### Record extracts

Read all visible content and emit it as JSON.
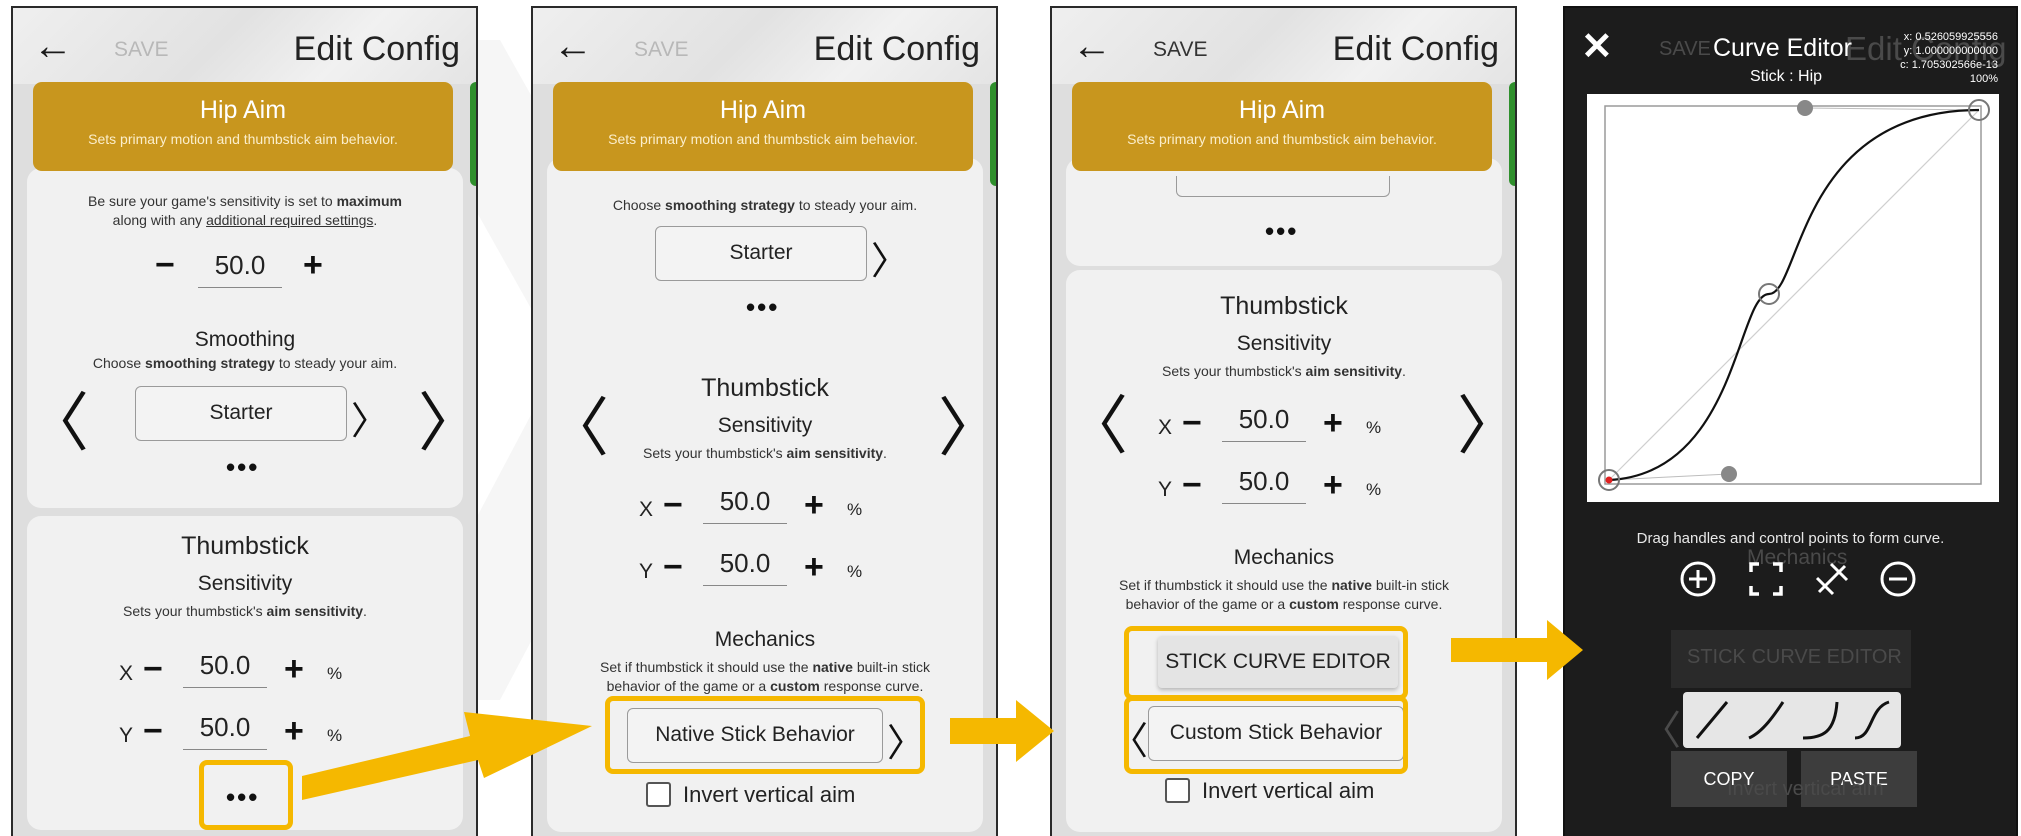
{
  "common": {
    "back_icon": "arrow-left-icon",
    "save_label": "SAVE",
    "title": "Edit Config",
    "banner_title": "Hip Aim",
    "banner_subtitle": "Sets primary motion and thumbstick aim behavior."
  },
  "panel1": {
    "sens_desc_prefix": "Be sure your game's sensitivity is set to ",
    "sens_desc_bold": "maximum",
    "sens_desc_line2_prefix": "along with any ",
    "sens_desc_link": "additional required settings",
    "sens_desc_line2_suffix": ".",
    "sens_value": "50.0",
    "smoothing_title": "Smoothing",
    "smoothing_desc_prefix": "Choose ",
    "smoothing_desc_bold": "smoothing strategy",
    "smoothing_desc_suffix": " to steady your aim.",
    "smoothing_value": "Starter",
    "more": "•••",
    "thumb_title": "Thumbstick",
    "thumb_sens_title": "Sensitivity",
    "thumb_sens_desc_prefix": "Sets your thumbstick's ",
    "thumb_sens_desc_bold": "aim sensitivity",
    "thumb_sens_desc_suffix": ".",
    "x_label": "X",
    "x_value": "50.0",
    "y_label": "Y",
    "y_value": "50.0",
    "unit": "%",
    "more2": "•••"
  },
  "panel2": {
    "smoothing_desc_prefix": "Choose ",
    "smoothing_desc_bold": "smoothing strategy",
    "smoothing_desc_suffix": " to steady your aim.",
    "smoothing_value": "Starter",
    "more": "•••",
    "thumb_title": "Thumbstick",
    "thumb_sens_title": "Sensitivity",
    "thumb_sens_desc_prefix": "Sets your thumbstick's ",
    "thumb_sens_desc_bold": "aim sensitivity",
    "thumb_sens_desc_suffix": ".",
    "x_label": "X",
    "x_value": "50.0",
    "y_label": "Y",
    "y_value": "50.0",
    "unit": "%",
    "mech_title": "Mechanics",
    "mech_desc1_prefix": "Set if thumbstick it should use the ",
    "mech_desc1_bold": "native",
    "mech_desc1_suffix": " built-in stick",
    "mech_desc2_prefix": "behavior of the game or a ",
    "mech_desc2_bold": "custom",
    "mech_desc2_suffix": " response curve.",
    "mech_value": "Native Stick Behavior",
    "invert_label": "Invert vertical aim"
  },
  "panel3": {
    "more": "•••",
    "thumb_title": "Thumbstick",
    "thumb_sens_title": "Sensitivity",
    "thumb_sens_desc_prefix": "Sets your thumbstick's ",
    "thumb_sens_desc_bold": "aim sensitivity",
    "thumb_sens_desc_suffix": ".",
    "x_label": "X",
    "x_value": "50.0",
    "y_label": "Y",
    "y_value": "50.0",
    "unit": "%",
    "mech_title": "Mechanics",
    "mech_desc1_prefix": "Set if thumbstick it should use the ",
    "mech_desc1_bold": "native",
    "mech_desc1_suffix": " built-in stick",
    "mech_desc2_prefix": "behavior of the game or a ",
    "mech_desc2_bold": "custom",
    "mech_desc2_suffix": " response curve.",
    "curve_editor_button": "STICK CURVE EDITOR",
    "mech_value": "Custom Stick Behavior",
    "invert_label": "Invert vertical aim"
  },
  "panel4": {
    "close_icon": "close-icon",
    "title": "Curve Editor",
    "subtitle": "Stick : Hip",
    "readout_x": "x: 0.526059925556",
    "readout_y": "y: 1.000000000000",
    "readout_c": "c: 1.705302566e-13",
    "zoom": "100%",
    "hint": "Drag handles and control points to form curve.",
    "icons": [
      "add-point-icon",
      "fit-frame-icon",
      "linear-reset-icon",
      "remove-point-icon"
    ],
    "preset_icons": [
      "linear-preset-icon",
      "steep-preset-icon",
      "ease-preset-icon",
      "s-curve-preset-icon"
    ],
    "copy_label": "COPY",
    "paste_label": "PASTE",
    "ghost_save": "SAVE",
    "ghost_title": "Edit Config",
    "ghost_mechanics": "Mechanics",
    "ghost_button": "STICK CURVE EDITOR",
    "ghost_invert": "Invert vertical aim"
  },
  "colors": {
    "banner": "#c8961e",
    "highlight": "#f5b800",
    "green_tab": "#2f8f2c"
  }
}
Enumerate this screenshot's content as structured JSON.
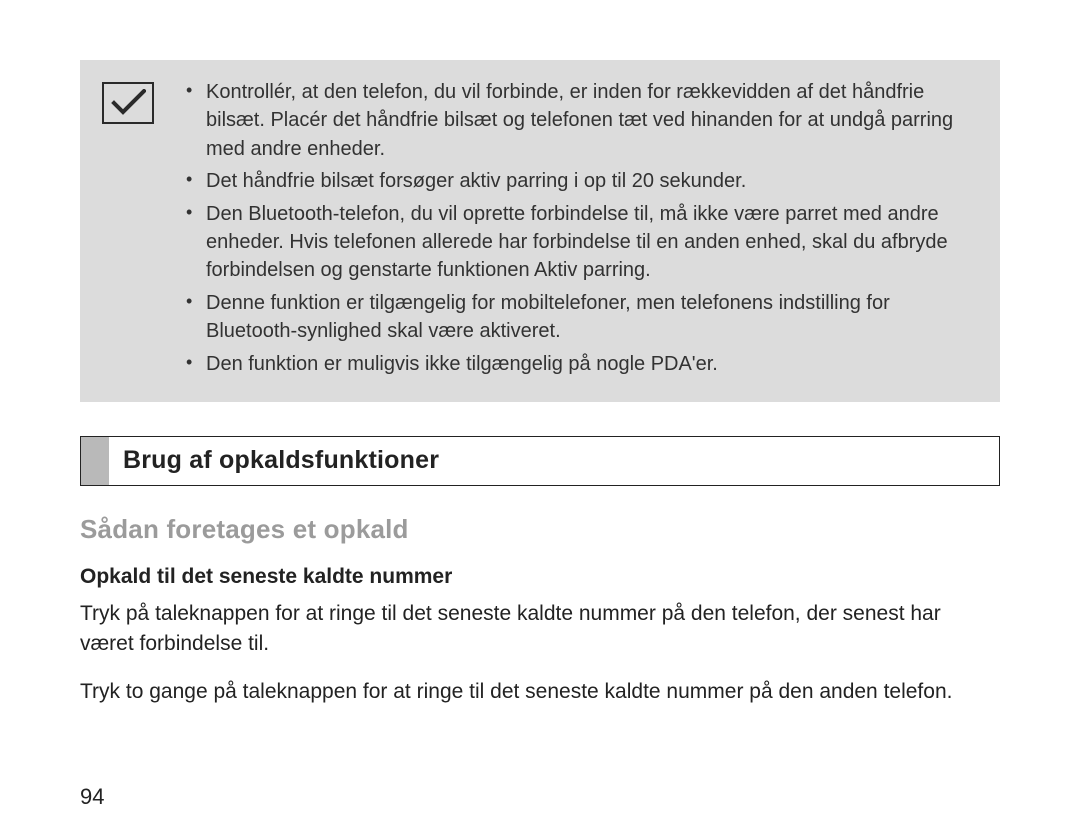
{
  "notebox": {
    "items": [
      "Kontrollér, at den telefon, du vil forbinde, er inden for rækkevidden af det håndfrie bilsæt. Placér det håndfrie bilsæt og telefonen tæt ved hinanden for at undgå parring med andre enheder.",
      "Det håndfrie bilsæt forsøger aktiv parring i op til 20 sekunder.",
      "Den Bluetooth-telefon, du vil oprette forbindelse til, må ikke være parret med andre enheder. Hvis telefonen allerede har forbindelse til en anden enhed, skal du afbryde forbindelsen og genstarte funktionen Aktiv parring.",
      "Denne funktion er tilgængelig for mobiltelefoner, men telefonens indstilling for Bluetooth-synlighed skal være aktiveret.",
      "Den funktion er muligvis ikke tilgængelig på nogle PDA'er."
    ]
  },
  "section_heading": "Brug af opkaldsfunktioner",
  "sub_heading": "Sådan foretages et opkald",
  "sub_sub_heading": "Opkald til det seneste kaldte nummer",
  "paragraphs": [
    "Tryk på taleknappen for at ringe til det seneste kaldte nummer på den telefon, der senest har været forbindelse til.",
    "Tryk to gange på taleknappen for at ringe til det seneste kaldte nummer på den anden telefon."
  ],
  "page_number": "94"
}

######

Problem to solve: Print all the records again exactly; do not include any picture.

Result of the task:
Read all visible content and emit it as JSON.
{
  "common": {
    "back_icon": "arrow-left-icon",
    "save_label": "SAVE",
    "title": "Edit Config",
    "banner_title": "Hip Aim",
    "banner_subtitle": "Sets primary motion and thumbstick aim behavior."
  },
  "panel1": {
    "sens_desc_prefix": "Be sure your game's sensitivity is set to ",
    "sens_desc_bold": "maximum",
    "sens_desc_line2_prefix": "along with any ",
    "sens_desc_link": "additional required settings",
    "sens_desc_line2_suffix": ".",
    "sens_value": "50.0",
    "smoothing_title": "Smoothing",
    "smoothing_desc_prefix": "Choose ",
    "smoothing_desc_bold": "smoothing strategy",
    "smoothing_desc_suffix": " to steady your aim.",
    "smoothing_value": "Starter",
    "more": "•••",
    "thumb_title": "Thumbstick",
    "thumb_sens_title": "Sensitivity",
    "thumb_sens_desc_prefix": "Sets your thumbstick's ",
    "thumb_sens_desc_bold": "aim sensitivity",
    "thumb_sens_desc_suffix": ".",
    "x_label": "X",
    "x_value": "50.0",
    "y_label": "Y",
    "y_value": "50.0",
    "unit": "%",
    "more2": "•••"
  },
  "panel2": {
    "smoothing_desc_prefix": "Choose ",
    "smoothing_desc_bold": "smoothing strategy",
    "smoothing_desc_suffix": " to steady your aim.",
    "smoothing_value": "Starter",
    "more": "•••",
    "thumb_title": "Thumbstick",
    "thumb_sens_title": "Sensitivity",
    "thumb_sens_desc_prefix": "Sets your thumbstick's ",
    "thumb_sens_desc_bold": "aim sensitivity",
    "thumb_sens_desc_suffix": ".",
    "x_label": "X",
    "x_value": "50.0",
    "y_label": "Y",
    "y_value": "50.0",
    "unit": "%",
    "mech_title": "Mechanics",
    "mech_desc1_prefix": "Set if thumbstick it should use the ",
    "mech_desc1_bold": "native",
    "mech_desc1_suffix": " built-in stick",
    "mech_desc2_prefix": "behavior of the game or a ",
    "mech_desc2_bold": "custom",
    "mech_desc2_suffix": " response curve.",
    "mech_value": "Native Stick Behavior",
    "invert_label": "Invert vertical aim"
  },
  "panel3": {
    "more": "•••",
    "thumb_title": "Thumbstick",
    "thumb_sens_title": "Sensitivity",
    "thumb_sens_desc_prefix": "Sets your thumbstick's ",
    "thumb_sens_desc_bold": "aim sensitivity",
    "thumb_sens_desc_suffix": ".",
    "x_label": "X",
    "x_value": "50.0",
    "y_label": "Y",
    "y_value": "50.0",
    "unit": "%",
    "mech_title": "Mechanics",
    "mech_desc1_prefix": "Set if thumbstick it should use the ",
    "mech_desc1_bold": "native",
    "mech_desc1_suffix": " built-in stick",
    "mech_desc2_prefix": "behavior of the game or a ",
    "mech_desc2_bold": "custom",
    "mech_desc2_suffix": " response curve.",
    "curve_editor_button": "STICK CURVE EDITOR",
    "mech_value": "Custom Stick Behavior",
    "invert_label": "Invert vertical aim"
  },
  "panel4": {
    "close_icon": "close-icon",
    "title": "Curve Editor",
    "subtitle": "Stick : Hip",
    "readout_x": "x: 0.526059925556",
    "readout_y": "y: 1.000000000000",
    "readout_c": "c: 1.705302566e-13",
    "zoom": "100%",
    "hint": "Drag handles and control points to form curve.",
    "icons": [
      "add-point-icon",
      "fit-frame-icon",
      "linear-reset-icon",
      "remove-point-icon"
    ],
    "preset_icons": [
      "linear-preset-icon",
      "steep-preset-icon",
      "ease-preset-icon",
      "s-curve-preset-icon"
    ],
    "copy_label": "COPY",
    "paste_label": "PASTE",
    "ghost_save": "SAVE",
    "ghost_title": "Edit Config",
    "ghost_mechanics": "Mechanics",
    "ghost_button": "STICK CURVE EDITOR",
    "ghost_invert": "Invert vertical aim"
  },
  "colors": {
    "banner": "#c8961e",
    "highlight": "#f5b800",
    "green_tab": "#2f8f2c"
  }
}
Enumerate this screenshot's content as structured JSON.
{
  "notebox": {
    "items": [
      "Kontrollér, at den telefon, du vil forbinde, er inden for rækkevidden af det håndfrie bilsæt. Placér det håndfrie bilsæt og telefonen tæt ved hinanden for at undgå parring med andre enheder.",
      "Det håndfrie bilsæt forsøger aktiv parring i op til 20 sekunder.",
      "Den Bluetooth-telefon, du vil oprette forbindelse til, må ikke være parret med andre enheder. Hvis telefonen allerede har forbindelse til en anden enhed, skal du afbryde forbindelsen og genstarte funktionen Aktiv parring.",
      "Denne funktion er tilgængelig for mobiltelefoner, men telefonens indstilling for Bluetooth-synlighed skal være aktiveret.",
      "Den funktion er muligvis ikke tilgængelig på nogle PDA'er."
    ]
  },
  "section_heading": "Brug af opkaldsfunktioner",
  "sub_heading": "Sådan foretages et opkald",
  "sub_sub_heading": "Opkald til det seneste kaldte nummer",
  "paragraphs": [
    "Tryk på taleknappen for at ringe til det seneste kaldte nummer på den telefon, der senest har været forbindelse til.",
    "Tryk to gange på taleknappen for at ringe til det seneste kaldte nummer på den anden telefon."
  ],
  "page_number": "94"
}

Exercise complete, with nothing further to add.